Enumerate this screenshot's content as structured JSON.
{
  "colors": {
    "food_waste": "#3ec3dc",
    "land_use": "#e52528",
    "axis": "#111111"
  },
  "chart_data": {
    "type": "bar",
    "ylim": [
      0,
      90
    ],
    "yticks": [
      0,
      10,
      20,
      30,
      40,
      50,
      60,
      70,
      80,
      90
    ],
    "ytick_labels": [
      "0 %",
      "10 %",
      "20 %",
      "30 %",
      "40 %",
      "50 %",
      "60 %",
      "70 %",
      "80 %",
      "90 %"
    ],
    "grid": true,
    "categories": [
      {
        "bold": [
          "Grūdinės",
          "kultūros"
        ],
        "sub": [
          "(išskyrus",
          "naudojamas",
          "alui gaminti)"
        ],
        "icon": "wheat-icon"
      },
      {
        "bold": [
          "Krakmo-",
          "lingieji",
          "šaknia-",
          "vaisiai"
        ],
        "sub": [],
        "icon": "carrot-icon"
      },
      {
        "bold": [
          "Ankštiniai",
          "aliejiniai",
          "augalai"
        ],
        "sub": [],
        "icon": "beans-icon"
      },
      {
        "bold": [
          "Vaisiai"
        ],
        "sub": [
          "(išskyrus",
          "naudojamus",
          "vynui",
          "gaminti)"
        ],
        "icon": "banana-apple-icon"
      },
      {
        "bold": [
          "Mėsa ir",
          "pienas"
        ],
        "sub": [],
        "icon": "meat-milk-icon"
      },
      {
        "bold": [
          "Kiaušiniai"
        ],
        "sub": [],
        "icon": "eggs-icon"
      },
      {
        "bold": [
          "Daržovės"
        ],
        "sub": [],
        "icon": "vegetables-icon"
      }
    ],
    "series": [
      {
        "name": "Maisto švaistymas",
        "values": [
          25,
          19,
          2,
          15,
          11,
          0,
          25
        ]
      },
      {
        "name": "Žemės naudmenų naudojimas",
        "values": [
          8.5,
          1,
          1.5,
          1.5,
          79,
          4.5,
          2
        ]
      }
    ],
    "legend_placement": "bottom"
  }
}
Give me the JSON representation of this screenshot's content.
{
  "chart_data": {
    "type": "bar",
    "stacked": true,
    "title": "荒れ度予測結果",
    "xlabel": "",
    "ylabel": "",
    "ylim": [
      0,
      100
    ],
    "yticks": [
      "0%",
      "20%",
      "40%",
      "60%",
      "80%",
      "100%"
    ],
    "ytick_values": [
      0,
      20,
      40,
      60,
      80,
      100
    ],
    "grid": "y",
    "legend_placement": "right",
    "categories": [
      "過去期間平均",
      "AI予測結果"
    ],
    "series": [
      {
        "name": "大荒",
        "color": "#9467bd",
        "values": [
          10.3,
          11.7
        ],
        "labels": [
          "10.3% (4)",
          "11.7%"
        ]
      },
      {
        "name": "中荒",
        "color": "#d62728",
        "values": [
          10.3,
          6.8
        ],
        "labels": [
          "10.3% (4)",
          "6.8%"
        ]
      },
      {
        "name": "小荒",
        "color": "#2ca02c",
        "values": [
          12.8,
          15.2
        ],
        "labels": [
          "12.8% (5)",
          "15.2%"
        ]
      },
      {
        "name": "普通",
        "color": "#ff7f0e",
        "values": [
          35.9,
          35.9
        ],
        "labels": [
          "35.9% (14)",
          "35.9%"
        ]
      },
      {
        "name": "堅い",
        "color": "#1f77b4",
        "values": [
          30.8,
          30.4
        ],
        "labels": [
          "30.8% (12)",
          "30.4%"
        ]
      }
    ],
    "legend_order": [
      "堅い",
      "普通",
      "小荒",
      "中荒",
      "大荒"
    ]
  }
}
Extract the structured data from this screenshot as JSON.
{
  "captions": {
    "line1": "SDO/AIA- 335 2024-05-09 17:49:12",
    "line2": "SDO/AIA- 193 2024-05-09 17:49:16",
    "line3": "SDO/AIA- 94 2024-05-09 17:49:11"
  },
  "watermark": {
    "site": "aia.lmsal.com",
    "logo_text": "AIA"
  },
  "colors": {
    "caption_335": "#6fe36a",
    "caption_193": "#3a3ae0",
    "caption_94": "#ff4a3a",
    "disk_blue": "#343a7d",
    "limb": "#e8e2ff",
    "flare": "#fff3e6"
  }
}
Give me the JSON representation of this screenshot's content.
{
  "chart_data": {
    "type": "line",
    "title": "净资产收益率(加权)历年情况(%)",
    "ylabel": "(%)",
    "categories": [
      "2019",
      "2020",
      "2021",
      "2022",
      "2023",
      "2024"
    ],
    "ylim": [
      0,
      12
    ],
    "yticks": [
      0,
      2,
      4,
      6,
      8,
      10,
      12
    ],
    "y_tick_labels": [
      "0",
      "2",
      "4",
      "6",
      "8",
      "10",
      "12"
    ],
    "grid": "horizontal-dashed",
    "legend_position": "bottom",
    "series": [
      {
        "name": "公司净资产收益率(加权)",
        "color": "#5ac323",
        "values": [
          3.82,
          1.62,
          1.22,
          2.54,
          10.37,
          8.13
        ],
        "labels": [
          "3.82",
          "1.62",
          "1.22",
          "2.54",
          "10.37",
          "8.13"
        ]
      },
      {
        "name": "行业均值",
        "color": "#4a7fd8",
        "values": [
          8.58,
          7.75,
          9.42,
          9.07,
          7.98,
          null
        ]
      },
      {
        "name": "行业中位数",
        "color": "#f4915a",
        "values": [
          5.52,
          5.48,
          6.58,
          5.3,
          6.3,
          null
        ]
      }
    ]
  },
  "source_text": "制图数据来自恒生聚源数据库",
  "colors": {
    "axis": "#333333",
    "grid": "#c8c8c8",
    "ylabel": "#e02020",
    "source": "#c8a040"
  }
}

CHALLENGE: Say only how many lines in the records carry the word "grid".

TASK ANSWER: 4